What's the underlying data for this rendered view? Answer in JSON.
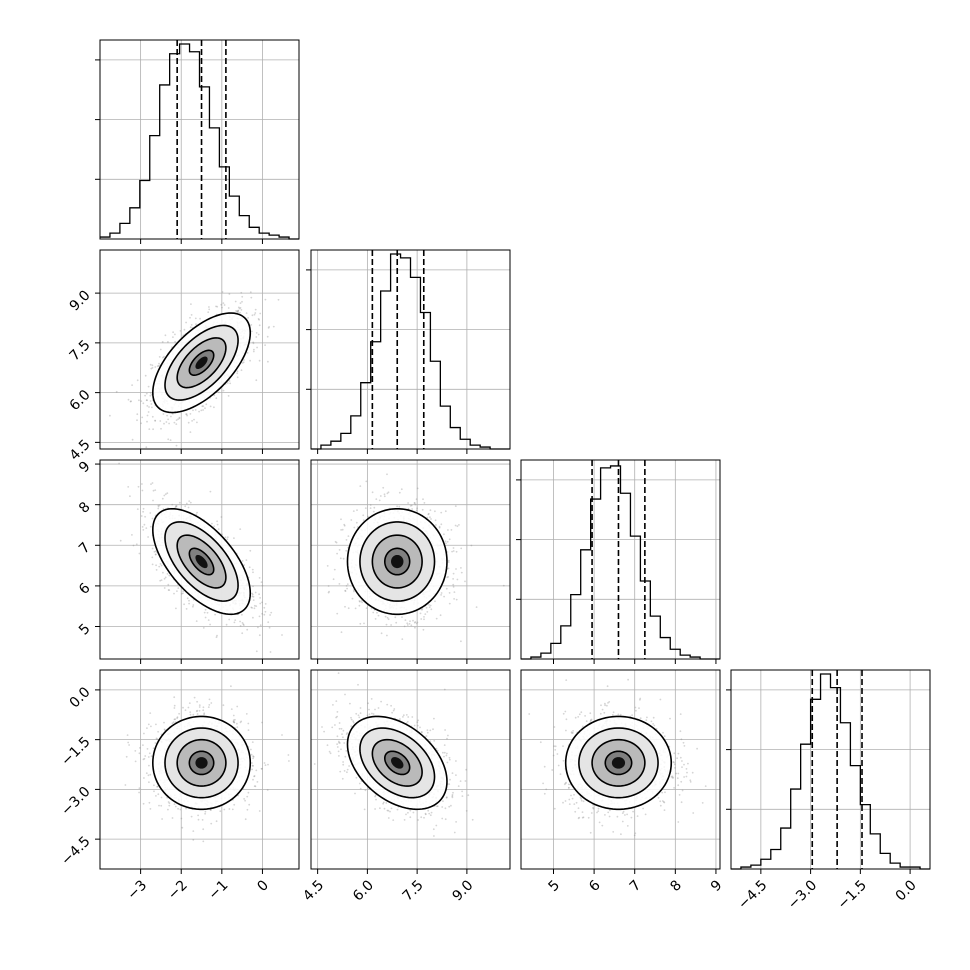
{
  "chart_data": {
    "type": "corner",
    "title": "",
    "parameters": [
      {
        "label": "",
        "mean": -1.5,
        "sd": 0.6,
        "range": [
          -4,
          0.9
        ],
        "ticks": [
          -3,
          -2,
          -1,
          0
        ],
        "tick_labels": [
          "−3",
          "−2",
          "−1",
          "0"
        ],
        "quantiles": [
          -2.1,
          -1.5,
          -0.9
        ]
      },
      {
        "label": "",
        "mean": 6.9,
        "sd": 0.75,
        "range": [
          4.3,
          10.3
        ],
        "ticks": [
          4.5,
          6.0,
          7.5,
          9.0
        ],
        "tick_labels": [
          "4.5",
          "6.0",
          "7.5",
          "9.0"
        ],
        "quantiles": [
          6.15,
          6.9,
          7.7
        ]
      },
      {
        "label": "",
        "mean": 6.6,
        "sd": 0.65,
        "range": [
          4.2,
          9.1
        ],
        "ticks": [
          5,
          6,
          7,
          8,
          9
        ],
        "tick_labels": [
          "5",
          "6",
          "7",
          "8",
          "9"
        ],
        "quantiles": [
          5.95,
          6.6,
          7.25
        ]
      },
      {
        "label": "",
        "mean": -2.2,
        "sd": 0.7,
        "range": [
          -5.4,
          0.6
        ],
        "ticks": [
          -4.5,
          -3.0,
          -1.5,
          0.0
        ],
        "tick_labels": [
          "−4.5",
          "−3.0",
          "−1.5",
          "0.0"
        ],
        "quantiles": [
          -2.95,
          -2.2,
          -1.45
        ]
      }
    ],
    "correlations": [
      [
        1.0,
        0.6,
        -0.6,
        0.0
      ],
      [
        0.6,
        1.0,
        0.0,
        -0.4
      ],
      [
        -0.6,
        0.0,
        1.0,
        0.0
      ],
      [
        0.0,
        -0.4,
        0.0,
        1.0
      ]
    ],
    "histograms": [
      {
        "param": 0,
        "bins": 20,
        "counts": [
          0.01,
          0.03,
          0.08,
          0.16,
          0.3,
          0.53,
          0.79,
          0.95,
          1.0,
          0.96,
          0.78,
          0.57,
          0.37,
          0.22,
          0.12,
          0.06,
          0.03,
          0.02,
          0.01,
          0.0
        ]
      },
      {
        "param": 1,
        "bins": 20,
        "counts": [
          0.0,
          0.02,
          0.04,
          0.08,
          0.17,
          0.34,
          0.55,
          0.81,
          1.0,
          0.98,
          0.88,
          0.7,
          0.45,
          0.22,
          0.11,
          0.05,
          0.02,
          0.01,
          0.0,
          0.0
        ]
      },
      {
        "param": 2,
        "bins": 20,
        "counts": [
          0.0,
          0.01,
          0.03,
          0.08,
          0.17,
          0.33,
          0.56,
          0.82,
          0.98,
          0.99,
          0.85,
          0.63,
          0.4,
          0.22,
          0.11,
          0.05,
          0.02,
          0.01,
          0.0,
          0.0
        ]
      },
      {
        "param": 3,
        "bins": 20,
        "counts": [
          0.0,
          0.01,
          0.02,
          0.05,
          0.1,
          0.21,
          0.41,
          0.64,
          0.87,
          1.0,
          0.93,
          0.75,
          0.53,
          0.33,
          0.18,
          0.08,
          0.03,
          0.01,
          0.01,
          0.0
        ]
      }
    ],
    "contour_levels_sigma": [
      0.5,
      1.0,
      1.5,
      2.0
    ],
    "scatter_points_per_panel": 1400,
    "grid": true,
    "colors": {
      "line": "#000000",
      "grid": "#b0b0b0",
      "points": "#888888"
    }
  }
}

PROBLEM STATEMENT:
Transcribe all the data word for word; the images stay out.

TASK RESPONSE:
What's the underlying data for this rendered view? Answer in JSON.
{
  "chart_data": {
    "type": "corner",
    "title": "",
    "parameters": [
      {
        "label": "",
        "mean": -1.5,
        "sd": 0.6,
        "range": [
          -4,
          0.9
        ],
        "ticks": [
          -3,
          -2,
          -1,
          0
        ],
        "tick_labels": [
          "−3",
          "−2",
          "−1",
          "0"
        ],
        "quantiles": [
          -2.1,
          -1.5,
          -0.9
        ]
      },
      {
        "label": "",
        "mean": 6.9,
        "sd": 0.75,
        "range": [
          4.3,
          10.3
        ],
        "ticks": [
          4.5,
          6.0,
          7.5,
          9.0
        ],
        "tick_labels": [
          "4.5",
          "6.0",
          "7.5",
          "9.0"
        ],
        "quantiles": [
          6.15,
          6.9,
          7.7
        ]
      },
      {
        "label": "",
        "mean": 6.6,
        "sd": 0.65,
        "range": [
          4.2,
          9.1
        ],
        "ticks": [
          5,
          6,
          7,
          8,
          9
        ],
        "tick_labels": [
          "5",
          "6",
          "7",
          "8",
          "9"
        ],
        "quantiles": [
          5.95,
          6.6,
          7.25
        ]
      },
      {
        "label": "",
        "mean": -2.2,
        "sd": 0.7,
        "range": [
          -5.4,
          0.6
        ],
        "ticks": [
          -4.5,
          -3.0,
          -1.5,
          0.0
        ],
        "tick_labels": [
          "−4.5",
          "−3.0",
          "−1.5",
          "0.0"
        ],
        "quantiles": [
          -2.95,
          -2.2,
          -1.45
        ]
      }
    ],
    "correlations": [
      [
        1.0,
        0.6,
        -0.6,
        0.0
      ],
      [
        0.6,
        1.0,
        0.0,
        -0.4
      ],
      [
        -0.6,
        0.0,
        1.0,
        0.0
      ],
      [
        0.0,
        -0.4,
        0.0,
        1.0
      ]
    ],
    "histograms": [
      {
        "param": 0,
        "bins": 20,
        "counts": [
          0.01,
          0.03,
          0.08,
          0.16,
          0.3,
          0.53,
          0.79,
          0.95,
          1.0,
          0.96,
          0.78,
          0.57,
          0.37,
          0.22,
          0.12,
          0.06,
          0.03,
          0.02,
          0.01,
          0.0
        ]
      },
      {
        "param": 1,
        "bins": 20,
        "counts": [
          0.0,
          0.02,
          0.04,
          0.08,
          0.17,
          0.34,
          0.55,
          0.81,
          1.0,
          0.98,
          0.88,
          0.7,
          0.45,
          0.22,
          0.11,
          0.05,
          0.02,
          0.01,
          0.0,
          0.0
        ]
      },
      {
        "param": 2,
        "bins": 20,
        "counts": [
          0.0,
          0.01,
          0.03,
          0.08,
          0.17,
          0.33,
          0.56,
          0.82,
          0.98,
          0.99,
          0.85,
          0.63,
          0.4,
          0.22,
          0.11,
          0.05,
          0.02,
          0.01,
          0.0,
          0.0
        ]
      },
      {
        "param": 3,
        "bins": 20,
        "counts": [
          0.0,
          0.01,
          0.02,
          0.05,
          0.1,
          0.21,
          0.41,
          0.64,
          0.87,
          1.0,
          0.93,
          0.75,
          0.53,
          0.33,
          0.18,
          0.08,
          0.03,
          0.01,
          0.01,
          0.0
        ]
      }
    ],
    "contour_levels_sigma": [
      0.5,
      1.0,
      1.5,
      2.0
    ],
    "scatter_points_per_panel": 1400,
    "grid": true,
    "colors": {
      "line": "#000000",
      "grid": "#b0b0b0",
      "points": "#888888"
    }
  }
}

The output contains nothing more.